◆ **Exercício proposto A**: Reescreva a parte da crítica de Fim dos tempos que começa com as palavras que contêm "Encare como uma" e termina em "Ela nunca aparecerá.". Substitua "brisa" por "rajada".
◆ **Exercício proposto B**:
Responda com base na crítica de Fim dos tempos:
(i) Com quais dois outros filmes de Shyamalan o autor diz não ver rupturas?
(ii) Que filme é citado como a lembrança mais óbvia num longa sobre a natureza em fúria?
(iii) Que porcentagem da plateia, segundo a aposta do autor, não tomará a premissa como algo plausível?
◆ **Exercício proposto C**: Traduza para o inglês esta frase da crítica de Fim dos tempos: "Encare como um retrocesso: a obsessão de Shyamalan por emular Hitchcock, aqui, chega a soar juvenil."

◆ **Trecho apresentado**:
□ □ □ □ □
O que tem? Steven Spielberg também mantém uma certa coerência de filme a filme. Kim Ki-Duk, idem. Fim dos tempos me lembra ambos os autores. Presta homenagens a filmes B de zumbis (à Guerra dos mundos), mas com um tom etéreo de quem escreve uma supostamente linda poesia para Deus (à, por exemplo, Casa vazia). Acima de tudo, me lembra o próprio Shyamalan. Não vejo rupturas entre este filme e Sinais ou Corpo fechado, outras fitas de gênero comandadas por um nerd melancólico. O que sempre me interessou nesse cinema continua aí: eis um diretor capaz de não apenas narrar, mas de acreditar apaixonadamente nas tramas mais tolas, mais zen-vazias.

Encare como uma evolução: ao contrário de O sexto sentido, Fim dos tempos não é milimetricamente construído para sustentar um desfecho surpreendente. Encare como um retrocesso: a obsessão de Shyamalan por emular Hitchcock, aqui, chega a soar juvenil. Em um longa sobre a natureza em fúria (nada mais óbvio que lembrar de Os pássaros, mas sejamos óbvios), o diretor filma a destruição como uma brisa assustadora soprada entre árvores. Aposto que cerca de 90% de qualquer platéia do filme não tomará essa premissa como algo plausível e passará toda a duração do filme à espera de uma justificativa menos trivial para o desespero dos personagens. Ela nunca aparecerá.
□ □ □ □ □
◆ **Material fornecido**:

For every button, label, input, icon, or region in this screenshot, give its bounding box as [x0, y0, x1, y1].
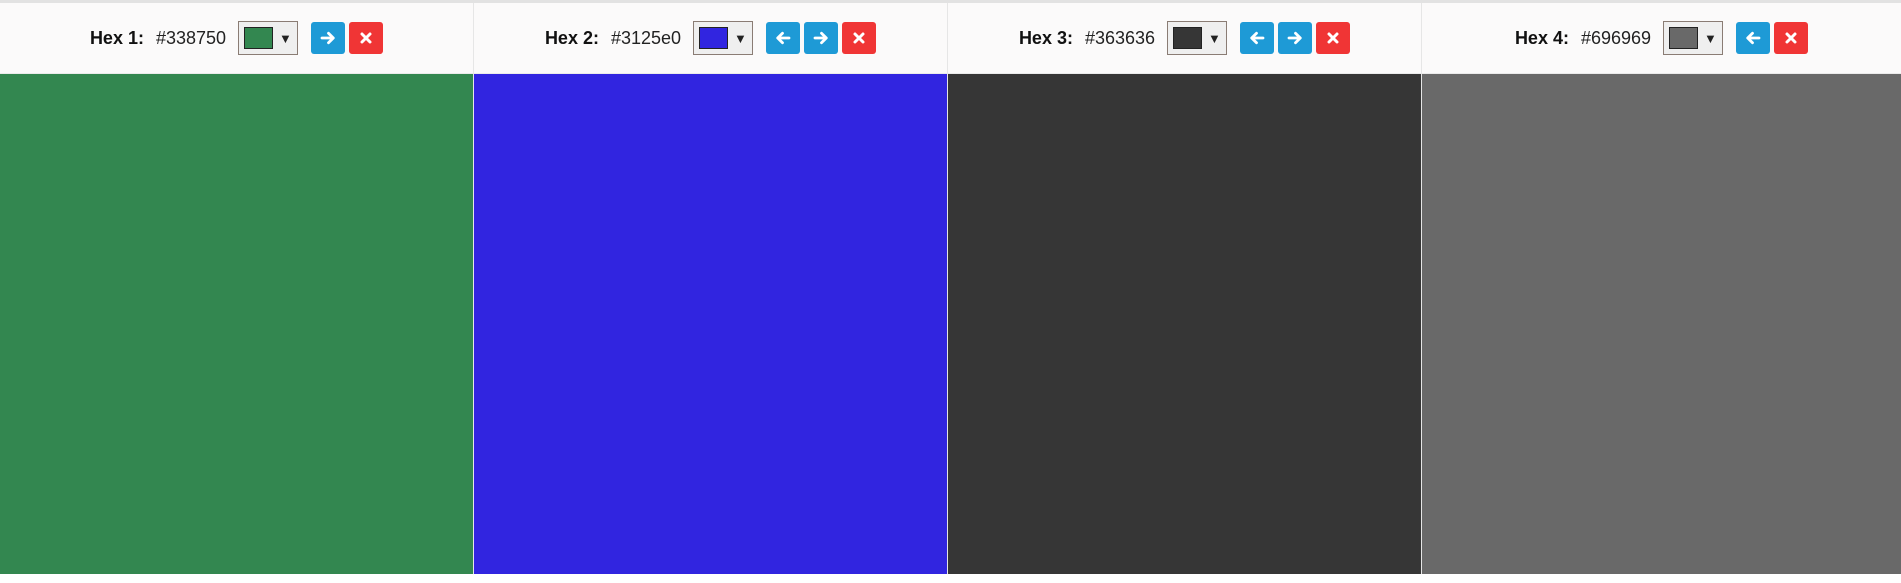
□ □ □ □ □
◆ **Resposta desenvolvida A**:
Encare como uma evolução: ao contrário de O sexto sentido, Fim dos tempos não é milimetricamente construído para sustentar um desfecho surpreendente. Encare como um retrocesso: a obsessão de Shyamalan por emular Hitchcock, aqui, chega a soar juvenil. Em um longa sobre a natureza em fúria (nada mais óbvio que lembrar de Os pássaros, mas sejamos óbvios), o diretor filma a destruição como uma rajada assustadora soprada entre árvores. Aposto que cerca de 90% de qualquer platéia do filme não tomará essa premissa como algo plausível e passará toda a duração do filme à espera de uma justificativa menos trivial para o desespero dos personagens. Ela nunca aparecerá.

◆ **Resposta desenvolvida B**:
(i) Sinais e Corpo fechado.
(ii) Os pássaros.
(iii) Cerca de 90%.

◆ **Resposta desenvolvida C**: Think of it as a step backward: Shyamalan's obsession with emulating Hitchcock, here, even comes across as juvenile.